- Records shown:

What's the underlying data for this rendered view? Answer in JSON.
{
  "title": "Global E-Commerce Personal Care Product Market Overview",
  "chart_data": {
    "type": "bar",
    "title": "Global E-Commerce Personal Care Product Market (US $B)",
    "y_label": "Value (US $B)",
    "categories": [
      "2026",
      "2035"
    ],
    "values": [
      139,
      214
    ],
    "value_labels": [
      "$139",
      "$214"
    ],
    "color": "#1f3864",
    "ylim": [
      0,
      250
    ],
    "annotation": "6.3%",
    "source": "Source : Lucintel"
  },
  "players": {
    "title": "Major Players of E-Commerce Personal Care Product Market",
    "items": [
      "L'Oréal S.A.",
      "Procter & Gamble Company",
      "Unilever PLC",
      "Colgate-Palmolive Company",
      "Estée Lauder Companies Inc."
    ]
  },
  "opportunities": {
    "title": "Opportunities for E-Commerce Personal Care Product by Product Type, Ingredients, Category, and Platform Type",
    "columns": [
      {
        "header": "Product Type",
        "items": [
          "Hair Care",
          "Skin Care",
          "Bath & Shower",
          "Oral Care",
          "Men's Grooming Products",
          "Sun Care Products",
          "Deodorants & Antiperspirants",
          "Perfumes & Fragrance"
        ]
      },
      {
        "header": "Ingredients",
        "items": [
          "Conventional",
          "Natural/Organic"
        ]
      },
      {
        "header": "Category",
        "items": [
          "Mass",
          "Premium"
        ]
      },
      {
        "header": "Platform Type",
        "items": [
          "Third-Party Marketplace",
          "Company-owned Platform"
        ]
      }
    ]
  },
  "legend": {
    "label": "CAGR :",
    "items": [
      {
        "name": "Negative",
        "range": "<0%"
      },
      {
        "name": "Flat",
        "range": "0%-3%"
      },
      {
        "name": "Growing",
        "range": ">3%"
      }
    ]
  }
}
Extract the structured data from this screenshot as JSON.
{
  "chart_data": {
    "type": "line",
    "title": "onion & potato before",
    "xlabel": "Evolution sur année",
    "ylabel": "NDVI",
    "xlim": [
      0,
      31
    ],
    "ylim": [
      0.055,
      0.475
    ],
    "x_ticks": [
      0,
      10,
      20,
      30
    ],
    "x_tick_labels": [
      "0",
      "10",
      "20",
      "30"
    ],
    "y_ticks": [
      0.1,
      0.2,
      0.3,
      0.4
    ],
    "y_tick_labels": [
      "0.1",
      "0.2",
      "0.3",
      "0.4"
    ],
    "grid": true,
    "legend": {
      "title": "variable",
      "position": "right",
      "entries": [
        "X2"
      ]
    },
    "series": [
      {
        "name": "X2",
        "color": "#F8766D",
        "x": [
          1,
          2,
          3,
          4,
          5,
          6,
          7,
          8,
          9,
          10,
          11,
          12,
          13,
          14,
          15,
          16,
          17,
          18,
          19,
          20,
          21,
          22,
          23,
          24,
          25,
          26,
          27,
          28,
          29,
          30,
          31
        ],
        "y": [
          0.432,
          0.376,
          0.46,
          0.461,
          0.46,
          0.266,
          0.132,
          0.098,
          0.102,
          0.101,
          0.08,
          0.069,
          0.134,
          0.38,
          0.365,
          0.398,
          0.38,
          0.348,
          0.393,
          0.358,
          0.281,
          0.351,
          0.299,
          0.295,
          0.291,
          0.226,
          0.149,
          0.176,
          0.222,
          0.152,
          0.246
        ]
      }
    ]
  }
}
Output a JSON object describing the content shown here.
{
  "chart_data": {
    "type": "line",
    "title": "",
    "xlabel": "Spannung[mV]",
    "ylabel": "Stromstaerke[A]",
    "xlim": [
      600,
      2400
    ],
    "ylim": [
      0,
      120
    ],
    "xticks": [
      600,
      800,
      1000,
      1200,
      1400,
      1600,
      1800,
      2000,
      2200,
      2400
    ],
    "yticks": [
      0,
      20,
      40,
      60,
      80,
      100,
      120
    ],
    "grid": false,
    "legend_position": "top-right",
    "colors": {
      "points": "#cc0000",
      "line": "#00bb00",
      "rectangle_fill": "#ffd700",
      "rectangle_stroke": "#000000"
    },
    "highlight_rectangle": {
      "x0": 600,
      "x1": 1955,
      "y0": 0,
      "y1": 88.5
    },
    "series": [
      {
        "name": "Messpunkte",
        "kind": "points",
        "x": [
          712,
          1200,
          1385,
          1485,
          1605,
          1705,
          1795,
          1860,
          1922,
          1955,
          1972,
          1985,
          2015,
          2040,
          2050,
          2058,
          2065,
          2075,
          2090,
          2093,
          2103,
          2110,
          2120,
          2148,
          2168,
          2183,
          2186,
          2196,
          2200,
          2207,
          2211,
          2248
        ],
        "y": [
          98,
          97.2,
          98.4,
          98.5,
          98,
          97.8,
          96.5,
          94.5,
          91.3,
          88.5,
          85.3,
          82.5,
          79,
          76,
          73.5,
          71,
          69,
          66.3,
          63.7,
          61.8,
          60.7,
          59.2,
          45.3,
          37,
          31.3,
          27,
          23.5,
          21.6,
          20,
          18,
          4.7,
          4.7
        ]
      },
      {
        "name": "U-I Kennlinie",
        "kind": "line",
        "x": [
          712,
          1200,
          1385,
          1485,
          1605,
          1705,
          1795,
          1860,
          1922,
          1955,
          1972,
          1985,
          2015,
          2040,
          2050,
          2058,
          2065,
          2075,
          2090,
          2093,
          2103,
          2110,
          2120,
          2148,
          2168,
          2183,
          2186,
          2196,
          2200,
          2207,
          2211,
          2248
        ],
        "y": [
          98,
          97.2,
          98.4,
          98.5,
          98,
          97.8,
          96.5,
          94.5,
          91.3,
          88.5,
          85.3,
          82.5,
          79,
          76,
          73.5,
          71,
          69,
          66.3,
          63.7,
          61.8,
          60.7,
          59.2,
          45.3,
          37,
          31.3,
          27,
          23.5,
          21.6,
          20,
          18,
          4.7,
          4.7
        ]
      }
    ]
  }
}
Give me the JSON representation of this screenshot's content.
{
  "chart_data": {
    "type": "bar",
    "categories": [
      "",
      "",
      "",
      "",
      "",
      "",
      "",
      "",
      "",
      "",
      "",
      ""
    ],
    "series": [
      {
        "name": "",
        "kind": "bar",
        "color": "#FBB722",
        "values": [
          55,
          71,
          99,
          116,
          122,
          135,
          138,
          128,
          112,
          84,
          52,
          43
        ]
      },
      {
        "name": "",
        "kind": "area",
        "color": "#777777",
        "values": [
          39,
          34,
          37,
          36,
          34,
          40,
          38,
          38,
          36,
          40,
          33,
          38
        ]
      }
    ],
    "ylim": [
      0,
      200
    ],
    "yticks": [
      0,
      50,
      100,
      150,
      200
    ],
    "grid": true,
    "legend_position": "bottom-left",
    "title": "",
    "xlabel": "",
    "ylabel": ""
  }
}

- To be done: Copy out all of the lines above exactly.

- Complete answer:
What's the underlying data for this rendered view? Answer in JSON.
{
  "title": "Global E-Commerce Personal Care Product Market Overview",
  "chart_data": {
    "type": "bar",
    "title": "Global E-Commerce Personal Care Product Market (US $B)",
    "y_label": "Value (US $B)",
    "categories": [
      "2026",
      "2035"
    ],
    "values": [
      139,
      214
    ],
    "value_labels": [
      "$139",
      "$214"
    ],
    "color": "#1f3864",
    "ylim": [
      0,
      250
    ],
    "annotation": "6.3%",
    "source": "Source : Lucintel"
  },
  "players": {
    "title": "Major Players of E-Commerce Personal Care Product Market",
    "items": [
      "L'Oréal S.A.",
      "Procter & Gamble Company",
      "Unilever PLC",
      "Colgate-Palmolive Company",
      "Estée Lauder Companies Inc."
    ]
  },
  "opportunities": {
    "title": "Opportunities for E-Commerce Personal Care Product by Product Type, Ingredients, Category, and Platform Type",
    "columns": [
      {
        "header": "Product Type",
        "items": [
          "Hair Care",
          "Skin Care",
          "Bath & Shower",
          "Oral Care",
          "Men's Grooming Products",
          "Sun Care Products",
          "Deodorants & Antiperspirants",
          "Perfumes & Fragrance"
        ]
      },
      {
        "header": "Ingredients",
        "items": [
          "Conventional",
          "Natural/Organic"
        ]
      },
      {
        "header": "Category",
        "items": [
          "Mass",
          "Premium"
        ]
      },
      {
        "header": "Platform Type",
        "items": [
          "Third-Party Marketplace",
          "Company-owned Platform"
        ]
      }
    ]
  },
  "legend": {
    "label": "CAGR :",
    "items": [
      {
        "name": "Negative",
        "range": "<0%"
      },
      {
        "name": "Flat",
        "range": "0%-3%"
      },
      {
        "name": "Growing",
        "range": ">3%"
      }
    ]
  }
}
Extract the structured data from this screenshot as JSON.
{
  "chart_data": {
    "type": "line",
    "title": "onion & potato before",
    "xlabel": "Evolution sur année",
    "ylabel": "NDVI",
    "xlim": [
      0,
      31
    ],
    "ylim": [
      0.055,
      0.475
    ],
    "x_ticks": [
      0,
      10,
      20,
      30
    ],
    "x_tick_labels": [
      "0",
      "10",
      "20",
      "30"
    ],
    "y_ticks": [
      0.1,
      0.2,
      0.3,
      0.4
    ],
    "y_tick_labels": [
      "0.1",
      "0.2",
      "0.3",
      "0.4"
    ],
    "grid": true,
    "legend": {
      "title": "variable",
      "position": "right",
      "entries": [
        "X2"
      ]
    },
    "series": [
      {
        "name": "X2",
        "color": "#F8766D",
        "x": [
          1,
          2,
          3,
          4,
          5,
          6,
          7,
          8,
          9,
          10,
          11,
          12,
          13,
          14,
          15,
          16,
          17,
          18,
          19,
          20,
          21,
          22,
          23,
          24,
          25,
          26,
          27,
          28,
          29,
          30,
          31
        ],
        "y": [
          0.432,
          0.376,
          0.46,
          0.461,
          0.46,
          0.266,
          0.132,
          0.098,
          0.102,
          0.101,
          0.08,
          0.069,
          0.134,
          0.38,
          0.365,
          0.398,
          0.38,
          0.348,
          0.393,
          0.358,
          0.281,
          0.351,
          0.299,
          0.295,
          0.291,
          0.226,
          0.149,
          0.176,
          0.222,
          0.152,
          0.246
        ]
      }
    ]
  }
}
Output a JSON object describing the content shown here.
{
  "chart_data": {
    "type": "line",
    "title": "",
    "xlabel": "Spannung[mV]",
    "ylabel": "Stromstaerke[A]",
    "xlim": [
      600,
      2400
    ],
    "ylim": [
      0,
      120
    ],
    "xticks": [
      600,
      800,
      1000,
      1200,
      1400,
      1600,
      1800,
      2000,
      2200,
      2400
    ],
    "yticks": [
      0,
      20,
      40,
      60,
      80,
      100,
      120
    ],
    "grid": false,
    "legend_position": "top-right",
    "colors": {
      "points": "#cc0000",
      "line": "#00bb00",
      "rectangle_fill": "#ffd700",
      "rectangle_stroke": "#000000"
    },
    "highlight_rectangle": {
      "x0": 600,
      "x1": 1955,
      "y0": 0,
      "y1": 88.5
    },
    "series": [
      {
        "name": "Messpunkte",
        "kind": "points",
        "x": [
          712,
          1200,
          1385,
          1485,
          1605,
          1705,
          1795,
          1860,
          1922,
          1955,
          1972,
          1985,
          2015,
          2040,
          2050,
          2058,
          2065,
          2075,
          2090,
          2093,
          2103,
          2110,
          2120,
          2148,
          2168,
          2183,
          2186,
          2196,
          2200,
          2207,
          2211,
          2248
        ],
        "y": [
          98,
          97.2,
          98.4,
          98.5,
          98,
          97.8,
          96.5,
          94.5,
          91.3,
          88.5,
          85.3,
          82.5,
          79,
          76,
          73.5,
          71,
          69,
          66.3,
          63.7,
          61.8,
          60.7,
          59.2,
          45.3,
          37,
          31.3,
          27,
          23.5,
          21.6,
          20,
          18,
          4.7,
          4.7
        ]
      },
      {
        "name": "U-I Kennlinie",
        "kind": "line",
        "x": [
          712,
          1200,
          1385,
          1485,
          1605,
          1705,
          1795,
          1860,
          1922,
          1955,
          1972,
          1985,
          2015,
          2040,
          2050,
          2058,
          2065,
          2075,
          2090,
          2093,
          2103,
          2110,
          2120,
          2148,
          2168,
          2183,
          2186,
          2196,
          2200,
          2207,
          2211,
          2248
        ],
        "y": [
          98,
          97.2,
          98.4,
          98.5,
          98,
          97.8,
          96.5,
          94.5,
          91.3,
          88.5,
          85.3,
          82.5,
          79,
          76,
          73.5,
          71,
          69,
          66.3,
          63.7,
          61.8,
          60.7,
          59.2,
          45.3,
          37,
          31.3,
          27,
          23.5,
          21.6,
          20,
          18,
          4.7,
          4.7
        ]
      }
    ]
  }
}
Give me the JSON representation of this screenshot's content.
{
  "chart_data": {
    "type": "bar",
    "categories": [
      "",
      "",
      "",
      "",
      "",
      "",
      "",
      "",
      "",
      "",
      "",
      ""
    ],
    "series": [
      {
        "name": "",
        "kind": "bar",
        "color": "#FBB722",
        "values": [
          55,
          71,
          99,
          116,
          122,
          135,
          138,
          128,
          112,
          84,
          52,
          43
        ]
      },
      {
        "name": "",
        "kind": "area",
        "color": "#777777",
        "values": [
          39,
          34,
          37,
          36,
          34,
          40,
          38,
          38,
          36,
          40,
          33,
          38
        ]
      }
    ],
    "ylim": [
      0,
      200
    ],
    "yticks": [
      0,
      50,
      100,
      150,
      200
    ],
    "grid": true,
    "legend_position": "bottom-left",
    "title": "",
    "xlabel": "",
    "ylabel": ""
  }
}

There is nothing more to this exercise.